EXTRACT PROVIDED:
▬▬▬
2018-02-09 9:02 AM | Dave

I always encourage my piano students to practice, as I know all music teachers surely do, so that the kids will make progress with their natural gifts. I ask them to set aside some of the time they devote to video games (often hours) and spend it enjoying the beauty of piano music. This is the typical music teacher’s lament, of course. “If they could just apply themselves a little every day,” the pieces would be played more smoothly, and the moments of stopping to search for the right note would be few and far between.

All my students are gifted, although in different degree, with a bit of talent. I use this metaphor of piano practice to show how we can also progress with a little spiritual culture every day. By training the fingers to play scales, arpeggios, and cadence chord patterns, the gift of talent can emerge and express itself. But do they experience growth? “Man cannot cause growth, but he can supply favorable conditions. Growth is always unconscious, be it physical, intellectual, or spiritual” (The Urantia Book, The UB, 100:3.7).

As the technical skills increase (making progress), I hope for an increase (spiritual growth) in soul expression and depths of emotion in their playing. Making progress strikes me as a more conscious process, growth being “unvaryingly unconscious," as The UB says (100:1.8). We can resolve to do a service project, impose self-discipline, meet the challenge, achieve progress. With a little faith in the spirit guide within (the gift of talent and creativity), some time spent in communion, our lives would go smoother and we’d make beautiful music.
▬▬▬
RECORDS SHOWN:
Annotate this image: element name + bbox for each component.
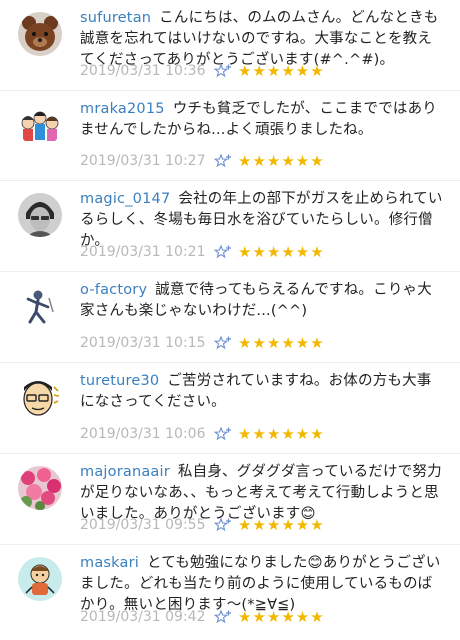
star-rating[interactable]: ★★★★★★ <box>238 608 325 626</box>
comment-item: mraka2015 ウチも貧乏でしたが、ここまでではありませんでしたからね...よ… <box>0 91 460 181</box>
avatar-ninja-figure[interactable] <box>18 284 62 328</box>
comment-date: 2019/03/31 10:36 <box>80 63 206 79</box>
comment-meta: 2019/03/31 10:27 ★★★★★★ <box>80 152 325 170</box>
add-star-icon[interactable] <box>214 153 232 169</box>
username-link[interactable]: maskari <box>80 555 139 571</box>
star-rating[interactable]: ★★★★★★ <box>238 62 325 80</box>
username-link[interactable]: mraka2015 <box>80 101 165 117</box>
star-rating[interactable]: ★★★★★★ <box>238 152 325 170</box>
comment-list: sufuretan こんにちは、のムのムさん。どんなときも誠意を忘れてはいけないの… <box>0 0 460 636</box>
star-rating[interactable]: ★★★★★★ <box>238 425 325 443</box>
comment-item: tureture30 ご苦労されていますね。お体の方も大事になさってください。 2… <box>0 363 460 454</box>
comment-item: maskari とても勉強になりました😊ありがとうございました。どれも当たり前のよ… <box>0 545 460 636</box>
comment-body: mraka2015 ウチも貧乏でしたが、ここまでではありませんでしたからね...よ… <box>80 99 446 141</box>
username-link[interactable]: sufuretan <box>80 10 151 26</box>
star-rating[interactable]: ★★★★★★ <box>238 516 325 534</box>
comment-meta: 2019/03/31 09:42 ★★★★★★ <box>80 608 325 626</box>
comment-item: majoranaair 私自身、グダグダ言っているだけで努力が足りないなあ、、もっ… <box>0 454 460 545</box>
username-link[interactable]: tureture30 <box>80 373 159 389</box>
comment-date: 2019/03/31 10:06 <box>80 426 206 442</box>
comment-meta: 2019/03/31 10:06 ★★★★★★ <box>80 425 325 443</box>
add-star-icon[interactable] <box>214 244 232 260</box>
username-link[interactable]: o-factory <box>80 282 147 298</box>
comment-date: 2019/03/31 10:21 <box>80 244 206 260</box>
avatar-cartoon-face[interactable] <box>18 375 62 419</box>
comment-meta: 2019/03/31 10:15 ★★★★★★ <box>80 334 325 352</box>
add-star-icon[interactable] <box>214 426 232 442</box>
comment-date: 2019/03/31 09:55 <box>80 517 206 533</box>
comment-item: o-factory 誠意で待ってもらえるんですね。こりゃ大家さんも楽じゃないわけだ… <box>0 272 460 363</box>
comment-body: maskari とても勉強になりました😊ありがとうございました。どれも当たり前のよ… <box>80 553 446 616</box>
avatar-teddy-bear[interactable] <box>18 12 62 56</box>
comment-date: 2019/03/31 09:42 <box>80 609 206 625</box>
username-link[interactable]: magic_0147 <box>80 191 170 207</box>
comment-meta: 2019/03/31 10:21 ★★★★★★ <box>80 243 325 261</box>
add-star-icon[interactable] <box>214 63 232 79</box>
add-star-icon[interactable] <box>214 609 232 625</box>
comment-body: o-factory 誠意で待ってもらえるんですね。こりゃ大家さんも楽じゃないわけだ… <box>80 280 446 322</box>
star-rating[interactable]: ★★★★★★ <box>238 243 325 261</box>
username-link[interactable]: majoranaair <box>80 464 170 480</box>
avatar-cartoon-character[interactable] <box>18 557 62 601</box>
avatar-man-portrait[interactable] <box>18 193 62 237</box>
comment-body: tureture30 ご苦労されていますね。お体の方も大事になさってください。 <box>80 371 446 413</box>
comment-date: 2019/03/31 10:27 <box>80 153 206 169</box>
comment-item: sufuretan こんにちは、のムのムさん。どんなときも誠意を忘れてはいけないの… <box>0 0 460 91</box>
add-star-icon[interactable] <box>214 517 232 533</box>
star-rating[interactable]: ★★★★★★ <box>238 334 325 352</box>
comment-meta: 2019/03/31 10:36 ★★★★★★ <box>80 62 325 80</box>
comment-meta: 2019/03/31 09:55 ★★★★★★ <box>80 516 325 534</box>
add-star-icon[interactable] <box>214 335 232 351</box>
comment-item: magic_0147 会社の年上の部下がガスを止められているらしく、冬場も毎日水を… <box>0 181 460 272</box>
comment-date: 2019/03/31 10:15 <box>80 335 206 351</box>
avatar-flowers[interactable] <box>18 466 62 510</box>
avatar-family-illustration[interactable] <box>18 103 62 147</box>
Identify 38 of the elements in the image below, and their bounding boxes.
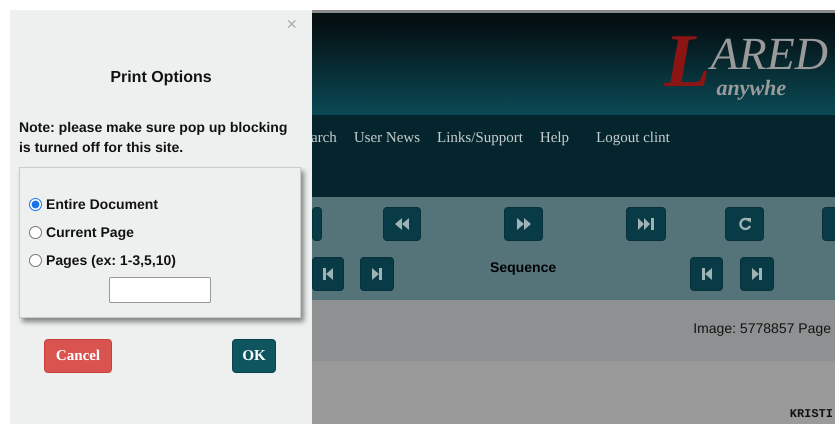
- toolbar-button[interactable]: [626, 207, 666, 241]
- skip-forward-icon: [372, 268, 382, 280]
- toolbar-button[interactable]: [504, 207, 543, 241]
- toolbar-button[interactable]: [360, 257, 394, 291]
- sequence-label: Sequence: [490, 258, 558, 277]
- toolbar-button[interactable]: [312, 257, 344, 291]
- document-text: KRISTI: [790, 406, 833, 423]
- nav-link[interactable]: Logout clint: [596, 127, 670, 150]
- image-info: Image: 5778857 Page: [693, 319, 831, 338]
- rewind-icon: [395, 218, 409, 230]
- radio-button[interactable]: [29, 254, 42, 266]
- skip-back-icon: [323, 268, 333, 280]
- skip-forward-icon: [752, 268, 762, 280]
- pages-input-field[interactable]: [109, 277, 211, 303]
- nav-link[interactable]: User News: [354, 127, 420, 150]
- logo-initial: L: [664, 23, 710, 99]
- nav-link[interactable]: Help: [540, 127, 570, 150]
- toolbar-button[interactable]: [690, 257, 723, 291]
- option-label: Entire Document: [46, 194, 158, 214]
- toolbar-button[interactable]: [725, 207, 764, 241]
- fast-forward-icon: [516, 218, 530, 230]
- skip-back-icon: [702, 268, 712, 280]
- cancel-button[interactable]: Cancel: [44, 339, 112, 373]
- skip-end-icon: [638, 218, 654, 230]
- note-text: Note: please make sure pop up blocking is turned off for this site.: [19, 118, 288, 157]
- nav-link[interactable]: Links/Support: [437, 127, 523, 150]
- radio-button[interactable]: [29, 198, 42, 210]
- option-label: Pages (ex: 1-3,5,10): [46, 250, 176, 270]
- refresh-icon: [738, 217, 752, 231]
- toolbar-button[interactable]: [312, 207, 322, 241]
- toolbar-button[interactable]: [383, 207, 421, 241]
- logo-tagline: anywhe: [716, 77, 788, 99]
- option-label: Current Page: [46, 222, 134, 242]
- dialog-title: Print Options: [110, 68, 212, 88]
- logo-text: ARED: [710, 31, 828, 77]
- ok-button[interactable]: OK: [232, 339, 276, 373]
- toolbar-button[interactable]: [740, 257, 774, 291]
- radio-button[interactable]: [29, 226, 42, 238]
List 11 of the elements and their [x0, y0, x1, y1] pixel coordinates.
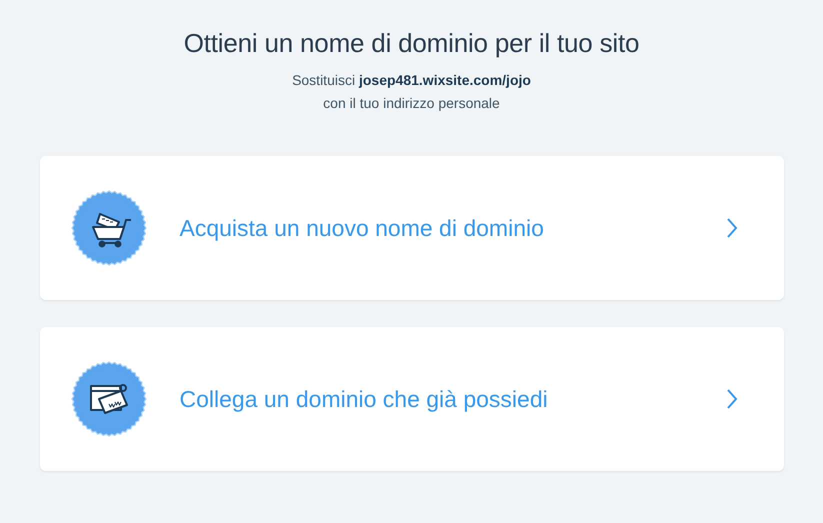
▬▬▬
TASKS TO COMPLETE:
- A) Summarize the post on piano practice and spiritual growth in two sentences.
- B) Render this sentence from the post on piano practice in Spanish: "All my students are gifted, although in different degree, with a bit of talent."
- C) Write the next paragraph of the post on piano practice and spiritual growth, picking up after its final sentence.

THE RESPONSES:
- A) A piano teacher urges students to practice daily, using that practice as a metaphor for how a little spiritual culture each day lets a person progress. Drawing on The Urantia Book, the teacher separates conscious progress from growth, which is always unconscious, and suggests that faith in the spirit within and time spent in communion would help people make beautiful music.

- B) Todos mis alumnos están dotados, aunque en distinto grado, de un poco de talento.

- C)
Thomas Merton had an insight into the interplay of progress and growth, how the regular practice of prayer would lead to episodes of growth, gifts of God. “All through the life of faith one must resort constantly to prayer, because faith is not simply a gift which we receive once for all in our first act of belief. Every new development of faith, every new increment of supernatural light, even though we may earnestly work to acquire it, remains a pure gift of God,” (Life and Holiness, 1963).

Jesus also reassured his followers about the certain result of their efforts to grow and progress. “My children, if there exists a true and living connection between the child and the Father, the child is certain to progress continuously toward the Father's ideals. True, the child may at first make slow progress, but the progress is none the less sure. The important thing is not the rapidity of your progress but rather its certainty. Your actual achievement is not so important as the fact that the direction of your progress is Godward. What you are becoming day by day is of infinitely more importance than what you are today.” (147:5.7)

The UB has refined the interrelationship between growth and progress in this way: “growth is not mere progress. Progress is always meaningful, but it is relatively valueless without growth. The supreme value of human life consists in growth of values, progress in meanings, and realization of the cosmic interrelatedness of both of these experiences. And such an experience is the equivalent of God-consciousness.” (100:3.6, pg. 1097)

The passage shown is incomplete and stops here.